> Your assignment
Show each line of the data below in which "level" occurs.

+++++

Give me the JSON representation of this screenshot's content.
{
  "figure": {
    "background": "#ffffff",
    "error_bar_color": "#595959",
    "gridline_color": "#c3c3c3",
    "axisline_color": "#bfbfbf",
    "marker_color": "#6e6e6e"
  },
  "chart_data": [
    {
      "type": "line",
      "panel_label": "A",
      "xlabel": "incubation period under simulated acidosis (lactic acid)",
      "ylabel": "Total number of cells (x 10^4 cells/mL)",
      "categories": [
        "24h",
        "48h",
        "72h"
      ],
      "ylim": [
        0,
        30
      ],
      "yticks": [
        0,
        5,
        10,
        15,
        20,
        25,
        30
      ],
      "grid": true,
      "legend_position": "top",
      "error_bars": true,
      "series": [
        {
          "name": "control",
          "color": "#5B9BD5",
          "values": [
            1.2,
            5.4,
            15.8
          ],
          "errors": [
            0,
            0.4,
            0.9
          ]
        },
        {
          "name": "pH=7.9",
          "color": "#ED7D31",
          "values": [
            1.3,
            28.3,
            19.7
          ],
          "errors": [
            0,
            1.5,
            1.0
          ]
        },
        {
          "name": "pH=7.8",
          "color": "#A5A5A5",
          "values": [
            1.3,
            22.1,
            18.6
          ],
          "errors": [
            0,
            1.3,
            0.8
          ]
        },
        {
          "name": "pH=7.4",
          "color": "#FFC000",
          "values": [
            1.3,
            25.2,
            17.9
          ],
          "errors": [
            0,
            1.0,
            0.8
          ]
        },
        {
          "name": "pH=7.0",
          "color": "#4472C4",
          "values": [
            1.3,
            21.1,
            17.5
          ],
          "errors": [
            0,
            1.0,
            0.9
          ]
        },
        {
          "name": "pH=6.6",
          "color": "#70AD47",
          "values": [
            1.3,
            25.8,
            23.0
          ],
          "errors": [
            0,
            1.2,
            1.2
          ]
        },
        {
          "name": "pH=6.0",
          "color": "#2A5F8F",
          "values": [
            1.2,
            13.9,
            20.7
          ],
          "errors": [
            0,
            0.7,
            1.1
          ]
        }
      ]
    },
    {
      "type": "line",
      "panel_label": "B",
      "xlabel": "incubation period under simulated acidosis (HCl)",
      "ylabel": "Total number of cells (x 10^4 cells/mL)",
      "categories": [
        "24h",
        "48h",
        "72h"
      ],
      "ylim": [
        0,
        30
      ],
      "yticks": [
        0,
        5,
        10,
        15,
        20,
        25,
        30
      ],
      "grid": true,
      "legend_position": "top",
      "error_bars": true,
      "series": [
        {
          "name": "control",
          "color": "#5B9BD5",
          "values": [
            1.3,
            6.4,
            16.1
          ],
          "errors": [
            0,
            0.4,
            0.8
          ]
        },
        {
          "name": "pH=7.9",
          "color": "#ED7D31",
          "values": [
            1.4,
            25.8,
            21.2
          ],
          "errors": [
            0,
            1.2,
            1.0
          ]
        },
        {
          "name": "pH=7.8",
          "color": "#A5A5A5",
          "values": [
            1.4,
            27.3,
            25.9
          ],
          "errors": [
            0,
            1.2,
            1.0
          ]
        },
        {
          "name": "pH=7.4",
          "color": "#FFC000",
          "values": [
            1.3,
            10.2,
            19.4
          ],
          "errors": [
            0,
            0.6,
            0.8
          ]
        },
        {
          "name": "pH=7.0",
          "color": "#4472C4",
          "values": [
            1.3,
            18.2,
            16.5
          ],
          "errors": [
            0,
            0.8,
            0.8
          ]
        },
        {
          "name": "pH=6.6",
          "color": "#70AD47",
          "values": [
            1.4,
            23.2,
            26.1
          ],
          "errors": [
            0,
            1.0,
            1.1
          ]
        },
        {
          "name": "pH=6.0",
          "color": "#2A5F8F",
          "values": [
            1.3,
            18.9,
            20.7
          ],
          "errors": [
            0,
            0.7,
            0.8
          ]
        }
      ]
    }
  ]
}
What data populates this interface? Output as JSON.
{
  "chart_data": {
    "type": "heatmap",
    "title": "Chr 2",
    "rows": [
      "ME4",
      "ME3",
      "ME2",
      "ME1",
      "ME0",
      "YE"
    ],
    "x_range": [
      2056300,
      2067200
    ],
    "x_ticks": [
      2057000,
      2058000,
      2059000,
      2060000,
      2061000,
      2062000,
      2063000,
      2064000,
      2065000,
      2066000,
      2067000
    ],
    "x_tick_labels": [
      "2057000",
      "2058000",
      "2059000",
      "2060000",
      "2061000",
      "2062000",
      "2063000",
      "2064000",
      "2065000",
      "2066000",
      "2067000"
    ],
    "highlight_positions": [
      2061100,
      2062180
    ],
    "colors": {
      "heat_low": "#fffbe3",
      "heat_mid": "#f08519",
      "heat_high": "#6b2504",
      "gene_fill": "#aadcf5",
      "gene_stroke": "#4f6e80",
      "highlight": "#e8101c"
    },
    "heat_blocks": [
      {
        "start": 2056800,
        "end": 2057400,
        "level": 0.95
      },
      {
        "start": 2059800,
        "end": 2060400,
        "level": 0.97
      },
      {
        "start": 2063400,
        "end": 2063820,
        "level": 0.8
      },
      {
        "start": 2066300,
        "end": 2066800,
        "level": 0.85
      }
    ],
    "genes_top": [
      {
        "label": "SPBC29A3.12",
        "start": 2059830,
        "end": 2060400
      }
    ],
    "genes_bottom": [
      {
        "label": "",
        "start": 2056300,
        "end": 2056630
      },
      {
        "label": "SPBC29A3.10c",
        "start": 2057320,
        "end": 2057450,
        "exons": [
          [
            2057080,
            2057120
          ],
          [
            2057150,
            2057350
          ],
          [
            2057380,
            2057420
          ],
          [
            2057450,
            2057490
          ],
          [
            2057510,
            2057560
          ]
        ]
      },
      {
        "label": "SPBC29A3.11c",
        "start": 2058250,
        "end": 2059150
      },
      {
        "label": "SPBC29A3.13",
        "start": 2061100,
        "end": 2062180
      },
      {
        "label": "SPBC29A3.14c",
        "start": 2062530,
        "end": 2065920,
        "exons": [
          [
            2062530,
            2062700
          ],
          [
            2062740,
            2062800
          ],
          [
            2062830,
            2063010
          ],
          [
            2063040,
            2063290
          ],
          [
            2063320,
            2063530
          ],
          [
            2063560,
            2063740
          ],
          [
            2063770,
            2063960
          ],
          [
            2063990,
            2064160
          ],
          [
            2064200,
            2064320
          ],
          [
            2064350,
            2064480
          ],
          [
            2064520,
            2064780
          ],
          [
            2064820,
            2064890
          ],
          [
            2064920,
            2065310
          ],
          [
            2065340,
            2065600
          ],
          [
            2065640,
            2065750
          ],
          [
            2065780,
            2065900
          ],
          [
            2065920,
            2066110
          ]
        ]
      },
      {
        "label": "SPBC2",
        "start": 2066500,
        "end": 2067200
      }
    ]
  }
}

+++++

> Answer for this exercise
        "level": 0.95
        "level": 0.97
        "level": 0.8
        "level": 0.85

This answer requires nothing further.